▸ **Problem requirements**: Copy each line below that includes "rodzinę".

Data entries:
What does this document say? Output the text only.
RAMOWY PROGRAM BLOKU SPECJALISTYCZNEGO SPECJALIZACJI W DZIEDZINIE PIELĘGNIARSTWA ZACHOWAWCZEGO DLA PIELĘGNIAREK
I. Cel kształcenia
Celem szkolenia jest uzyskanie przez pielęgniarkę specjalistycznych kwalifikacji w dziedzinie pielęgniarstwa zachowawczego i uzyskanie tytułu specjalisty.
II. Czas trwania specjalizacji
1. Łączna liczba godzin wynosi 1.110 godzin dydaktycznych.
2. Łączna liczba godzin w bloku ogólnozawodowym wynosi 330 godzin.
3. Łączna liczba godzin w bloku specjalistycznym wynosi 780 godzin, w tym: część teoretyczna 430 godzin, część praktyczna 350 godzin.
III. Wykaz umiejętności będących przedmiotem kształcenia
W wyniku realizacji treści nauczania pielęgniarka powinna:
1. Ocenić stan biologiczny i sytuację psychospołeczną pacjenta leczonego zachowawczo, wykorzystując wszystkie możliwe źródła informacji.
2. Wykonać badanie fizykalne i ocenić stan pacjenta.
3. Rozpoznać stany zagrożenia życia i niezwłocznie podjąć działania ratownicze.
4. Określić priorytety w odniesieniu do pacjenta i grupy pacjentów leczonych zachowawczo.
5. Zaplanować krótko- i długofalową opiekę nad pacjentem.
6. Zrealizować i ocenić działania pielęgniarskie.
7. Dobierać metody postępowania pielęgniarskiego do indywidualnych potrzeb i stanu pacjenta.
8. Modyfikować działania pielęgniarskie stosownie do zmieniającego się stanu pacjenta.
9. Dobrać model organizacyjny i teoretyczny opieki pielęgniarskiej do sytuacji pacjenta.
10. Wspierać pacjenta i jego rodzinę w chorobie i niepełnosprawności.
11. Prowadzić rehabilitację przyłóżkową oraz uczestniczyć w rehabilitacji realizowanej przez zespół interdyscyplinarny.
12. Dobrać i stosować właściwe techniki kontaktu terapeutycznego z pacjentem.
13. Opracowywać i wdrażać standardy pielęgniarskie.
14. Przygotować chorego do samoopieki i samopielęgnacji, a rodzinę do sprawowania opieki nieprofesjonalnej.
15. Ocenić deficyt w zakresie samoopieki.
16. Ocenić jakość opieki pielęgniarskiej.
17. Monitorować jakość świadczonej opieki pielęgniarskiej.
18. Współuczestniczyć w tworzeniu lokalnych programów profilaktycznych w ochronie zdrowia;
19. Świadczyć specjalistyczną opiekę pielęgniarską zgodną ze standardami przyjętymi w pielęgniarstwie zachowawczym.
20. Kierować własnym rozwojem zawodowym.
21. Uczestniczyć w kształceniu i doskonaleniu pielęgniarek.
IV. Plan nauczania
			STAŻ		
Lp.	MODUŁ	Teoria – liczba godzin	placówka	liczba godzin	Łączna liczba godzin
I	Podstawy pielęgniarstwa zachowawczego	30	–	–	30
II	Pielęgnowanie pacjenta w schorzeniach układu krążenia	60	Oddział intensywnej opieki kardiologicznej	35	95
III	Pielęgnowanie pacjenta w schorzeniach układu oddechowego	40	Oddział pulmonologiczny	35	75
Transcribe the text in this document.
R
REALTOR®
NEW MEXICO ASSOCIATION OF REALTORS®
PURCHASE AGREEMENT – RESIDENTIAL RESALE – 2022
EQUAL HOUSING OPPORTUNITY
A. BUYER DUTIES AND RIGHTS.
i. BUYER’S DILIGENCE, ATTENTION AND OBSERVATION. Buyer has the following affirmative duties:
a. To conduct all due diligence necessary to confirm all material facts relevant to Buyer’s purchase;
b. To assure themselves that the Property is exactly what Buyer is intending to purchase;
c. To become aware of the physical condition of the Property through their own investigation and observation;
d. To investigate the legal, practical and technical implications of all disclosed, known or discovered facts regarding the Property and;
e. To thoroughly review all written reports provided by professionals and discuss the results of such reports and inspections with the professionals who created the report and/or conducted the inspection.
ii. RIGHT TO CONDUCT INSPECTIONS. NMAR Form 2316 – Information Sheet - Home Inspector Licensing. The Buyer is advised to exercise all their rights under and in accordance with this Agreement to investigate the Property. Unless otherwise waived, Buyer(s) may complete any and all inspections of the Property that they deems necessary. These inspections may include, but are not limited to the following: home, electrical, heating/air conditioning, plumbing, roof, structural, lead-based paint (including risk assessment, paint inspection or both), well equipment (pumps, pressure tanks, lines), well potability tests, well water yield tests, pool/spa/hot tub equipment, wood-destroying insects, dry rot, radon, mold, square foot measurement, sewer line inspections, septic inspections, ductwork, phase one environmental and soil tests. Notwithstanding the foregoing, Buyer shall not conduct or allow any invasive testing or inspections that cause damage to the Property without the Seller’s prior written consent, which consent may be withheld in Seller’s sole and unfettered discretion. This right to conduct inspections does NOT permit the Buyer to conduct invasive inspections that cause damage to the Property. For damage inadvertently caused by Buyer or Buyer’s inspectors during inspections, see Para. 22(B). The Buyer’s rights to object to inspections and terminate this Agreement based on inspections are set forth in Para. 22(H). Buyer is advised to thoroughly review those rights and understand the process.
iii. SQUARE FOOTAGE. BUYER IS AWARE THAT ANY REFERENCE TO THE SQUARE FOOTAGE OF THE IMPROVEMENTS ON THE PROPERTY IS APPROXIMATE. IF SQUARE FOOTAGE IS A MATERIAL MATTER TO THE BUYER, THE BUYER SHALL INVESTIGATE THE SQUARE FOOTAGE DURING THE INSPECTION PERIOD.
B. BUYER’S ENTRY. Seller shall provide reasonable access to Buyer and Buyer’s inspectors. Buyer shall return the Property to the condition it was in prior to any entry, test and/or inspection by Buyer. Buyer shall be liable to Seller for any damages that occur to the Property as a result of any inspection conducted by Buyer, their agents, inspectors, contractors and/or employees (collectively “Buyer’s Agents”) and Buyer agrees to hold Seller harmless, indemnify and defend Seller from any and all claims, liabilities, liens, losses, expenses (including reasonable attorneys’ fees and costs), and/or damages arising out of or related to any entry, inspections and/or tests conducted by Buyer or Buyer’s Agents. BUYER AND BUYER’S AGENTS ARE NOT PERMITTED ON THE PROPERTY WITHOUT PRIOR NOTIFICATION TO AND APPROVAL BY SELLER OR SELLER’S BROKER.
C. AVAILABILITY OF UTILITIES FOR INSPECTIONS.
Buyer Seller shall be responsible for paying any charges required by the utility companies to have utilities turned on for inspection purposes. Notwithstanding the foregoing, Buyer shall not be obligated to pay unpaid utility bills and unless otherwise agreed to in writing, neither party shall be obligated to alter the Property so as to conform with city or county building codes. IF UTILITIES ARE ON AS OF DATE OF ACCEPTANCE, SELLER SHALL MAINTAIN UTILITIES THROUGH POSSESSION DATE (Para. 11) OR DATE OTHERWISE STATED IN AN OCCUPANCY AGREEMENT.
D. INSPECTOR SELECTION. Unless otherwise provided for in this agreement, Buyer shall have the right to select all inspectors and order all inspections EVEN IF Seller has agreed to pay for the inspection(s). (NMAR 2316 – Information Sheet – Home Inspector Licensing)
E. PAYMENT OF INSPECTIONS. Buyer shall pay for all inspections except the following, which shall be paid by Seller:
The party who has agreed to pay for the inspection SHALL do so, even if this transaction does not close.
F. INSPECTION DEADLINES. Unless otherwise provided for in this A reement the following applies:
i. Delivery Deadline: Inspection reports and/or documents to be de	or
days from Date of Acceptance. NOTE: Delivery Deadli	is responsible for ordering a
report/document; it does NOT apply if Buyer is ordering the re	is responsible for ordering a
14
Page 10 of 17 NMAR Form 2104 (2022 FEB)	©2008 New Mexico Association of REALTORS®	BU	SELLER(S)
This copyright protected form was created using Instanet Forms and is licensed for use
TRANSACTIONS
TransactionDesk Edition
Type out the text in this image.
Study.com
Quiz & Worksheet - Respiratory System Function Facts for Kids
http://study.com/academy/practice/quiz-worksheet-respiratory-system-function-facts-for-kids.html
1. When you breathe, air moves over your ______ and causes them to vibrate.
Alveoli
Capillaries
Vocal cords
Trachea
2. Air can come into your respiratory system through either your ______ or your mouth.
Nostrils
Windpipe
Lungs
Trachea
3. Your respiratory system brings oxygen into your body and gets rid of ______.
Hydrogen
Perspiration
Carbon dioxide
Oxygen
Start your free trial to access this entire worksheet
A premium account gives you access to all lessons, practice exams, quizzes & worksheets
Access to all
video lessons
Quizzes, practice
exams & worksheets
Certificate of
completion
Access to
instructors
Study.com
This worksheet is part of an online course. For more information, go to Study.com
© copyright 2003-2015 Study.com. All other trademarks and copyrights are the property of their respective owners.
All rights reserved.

▸ **Full output**:
10. Wspierać pacjenta i jego rodzinę w chorobie i niepełnosprawności.
14. Przygotować chorego do samoopieki i samopielęgnacji, a rodzinę do sprawowania opieki nieprofesjonalnej.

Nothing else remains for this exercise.